▶ _Goal_
Quote the records that follow in full, leaving the pictures out.

Collected data
* * * * *

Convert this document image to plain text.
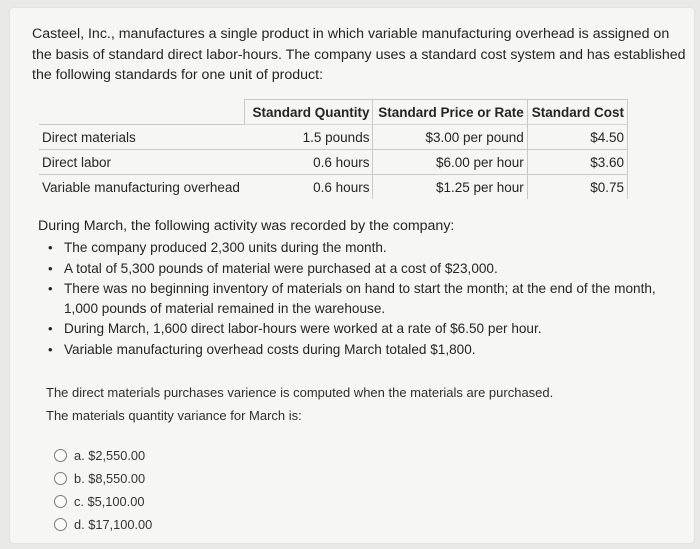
Casteel, Inc., manufactures a single product in which variable manufacturing overhead is assigned on the basis of standard direct labor-hours. The company uses a standard cost system and has established the following standards for one unit of product:
	Standard Quantity	Standard Price or Rate	Standard Cost
Direct materials	1.5 pounds	$3.00 per pound	$4.50
Direct labor	0.6 hours	$6.00 per hour	$3.60
Variable manufacturing overhead	0.6 hours	$1.25 per hour	$0.75
During March, the following activity was recorded by the company:
• The company produced 2,300 units during the month.
• A total of 5,300 pounds of material were purchased at a cost of $23,000.
• There was no beginning inventory of materials on hand to start the month; at the end of the month, 1,000 pounds of material remained in the warehouse.
• During March, 1,600 direct labor-hours were worked at a rate of $6.50 per hour.
• Variable manufacturing overhead costs during March totaled $1,800.
The direct materials purchases varience is computed when the materials are purchased.
The materials quantity variance for March is:
a. $2,550.00
b. $8,550.00
c. $5,100.00
d. $17,100.00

* * * * *

▶ _Output below_
Convert this document image to plain text.
Casteel, Inc., manufactures a single product in which variable manufacturing overhead is assigned on the basis of standard direct labor-hours. The company uses a standard cost system and has established the following standards for one unit of product:
	Standard Quantity	Standard Price or Rate	Standard Cost
Direct materials	1.5 pounds	$3.00 per pound	$4.50
Direct labor	0.6 hours	$6.00 per hour	$3.60
Variable manufacturing overhead	0.6 hours	$1.25 per hour	$0.75
During March, the following activity was recorded by the company:
• The company produced 2,300 units during the month.
• A total of 5,300 pounds of material were purchased at a cost of $23,000.
• There was no beginning inventory of materials on hand to start the month; at the end of the month, 1,000 pounds of material remained in the warehouse.
• During March, 1,600 direct labor-hours were worked at a rate of $6.50 per hour.
• Variable manufacturing overhead costs during March totaled $1,800.
The direct materials purchases varience is computed when the materials are purchased.
The materials quantity variance for March is:
a. $2,550.00
b. $8,550.00
c. $5,100.00
d. $17,100.00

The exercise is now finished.